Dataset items
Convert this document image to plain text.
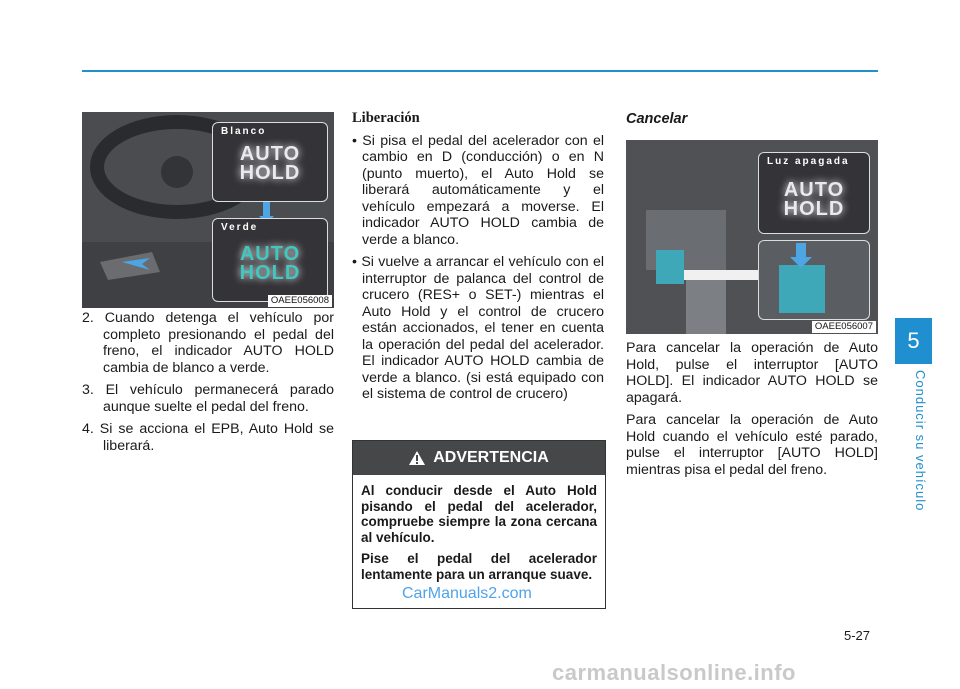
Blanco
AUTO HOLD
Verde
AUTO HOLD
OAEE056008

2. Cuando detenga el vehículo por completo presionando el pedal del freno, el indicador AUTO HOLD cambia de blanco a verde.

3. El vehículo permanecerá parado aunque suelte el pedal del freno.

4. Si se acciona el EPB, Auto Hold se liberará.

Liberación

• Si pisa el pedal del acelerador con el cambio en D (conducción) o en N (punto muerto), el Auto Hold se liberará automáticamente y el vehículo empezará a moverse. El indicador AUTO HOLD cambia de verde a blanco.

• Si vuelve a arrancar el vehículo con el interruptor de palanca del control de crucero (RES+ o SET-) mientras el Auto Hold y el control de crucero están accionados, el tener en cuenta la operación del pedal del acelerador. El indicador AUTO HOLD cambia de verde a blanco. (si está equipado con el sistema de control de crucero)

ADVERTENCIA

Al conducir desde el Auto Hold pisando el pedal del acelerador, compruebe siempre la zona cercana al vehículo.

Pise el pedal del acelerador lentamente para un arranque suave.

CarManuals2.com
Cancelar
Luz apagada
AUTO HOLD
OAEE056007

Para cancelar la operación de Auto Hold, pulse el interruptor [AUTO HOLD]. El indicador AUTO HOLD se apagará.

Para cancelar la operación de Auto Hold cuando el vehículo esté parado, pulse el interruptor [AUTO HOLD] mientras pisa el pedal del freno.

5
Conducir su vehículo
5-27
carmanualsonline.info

## Challenge
Send back the data above word for word, with the pictures left out.

## Solution to this problem
Convert this document image to plain text.
Blanco
AUTO HOLD
Verde
AUTO HOLD
OAEE056008

2. Cuando detenga el vehículo por completo presionando el pedal del freno, el indicador AUTO HOLD cambia de blanco a verde.

3. El vehículo permanecerá parado aunque suelte el pedal del freno.

4. Si se acciona el EPB, Auto Hold se liberará.

Liberación

• Si pisa el pedal del acelerador con el cambio en D (conducción) o en N (punto muerto), el Auto Hold se liberará automáticamente y el vehículo empezará a moverse. El indicador AUTO HOLD cambia de verde a blanco.

• Si vuelve a arrancar el vehículo con el interruptor de palanca del control de crucero (RES+ o SET-) mientras el Auto Hold y el control de crucero están accionados, el tener en cuenta la operación del pedal del acelerador. El indicador AUTO HOLD cambia de verde a blanco. (si está equipado con el sistema de control de crucero)

ADVERTENCIA

Al conducir desde el Auto Hold pisando el pedal del acelerador, compruebe siempre la zona cercana al vehículo.

Pise el pedal del acelerador lentamente para un arranque suave.

CarManuals2.com
Cancelar
Luz apagada
AUTO HOLD
OAEE056007

Para cancelar la operación de Auto Hold, pulse el interruptor [AUTO HOLD]. El indicador AUTO HOLD se apagará.

Para cancelar la operación de Auto Hold cuando el vehículo esté parado, pulse el interruptor [AUTO HOLD] mientras pisa el pedal del freno.

5
Conducir su vehículo
5-27
carmanualsonline.info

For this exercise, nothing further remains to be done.